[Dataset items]
────────────────────────────────────────

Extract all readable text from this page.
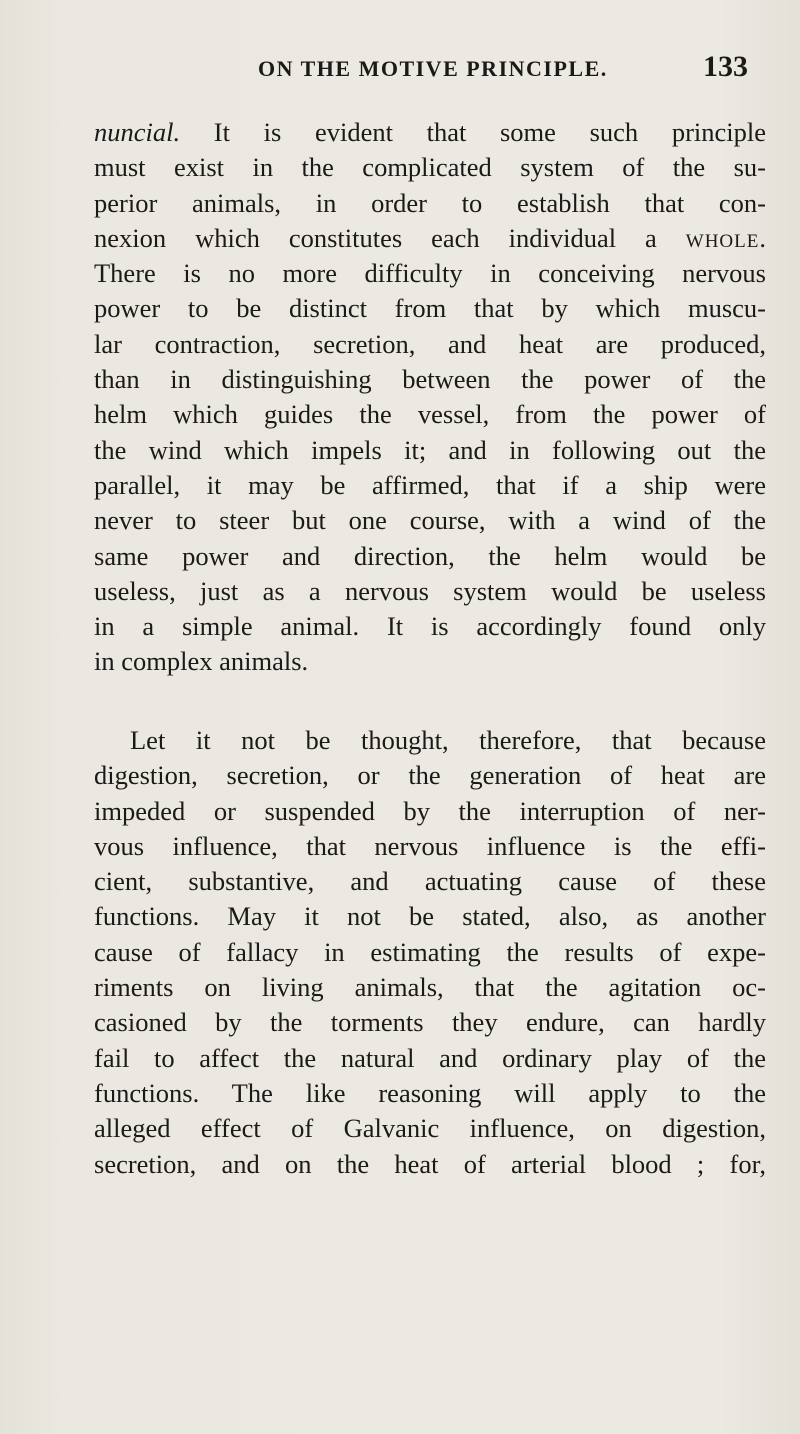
ON THE MOTIVE PRINCIPLE.	133
nuncial. It is evident that some such principle
must exist in the complicated system of the su-
perior animals, in order to establish that con-
nexion which constitutes each individual a whole.
There is no more difficulty in conceiving nervous
power to be distinct from that by which muscu-
lar contraction, secretion, and heat are produced,
than in distinguishing between the power of the
helm which guides the vessel, from the power of
the wind which impels it; and in following out the
parallel, it may be affirmed, that if a ship were
never to steer but one course, with a wind of the
same power and direction, the helm would be
useless, just as a nervous system would be useless
in a simple animal. It is accordingly found only
in complex animals.
Let it not be thought, therefore, that because
digestion, secretion, or the generation of heat are
impeded or suspended by the interruption of ner-
vous influence, that nervous influence is the effi-
cient, substantive, and actuating cause of these
functions. May it not be stated, also, as another
cause of fallacy in estimating the results of expe-
riments on living animals, that the agitation oc-
casioned by the torments they endure, can hardly
fail to affect the natural and ordinary play of the
functions. The like reasoning will apply to the
alleged effect of Galvanic influence, on digestion,
secretion, and on the heat of arterial blood ; for,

────────────────────────────────────────

* EXERCISE PROMPT *
Of the lines in this listing, how many contain "helm"? Reply with the number and nothing more.

* SOLUTION TO THE PROBLEM *
2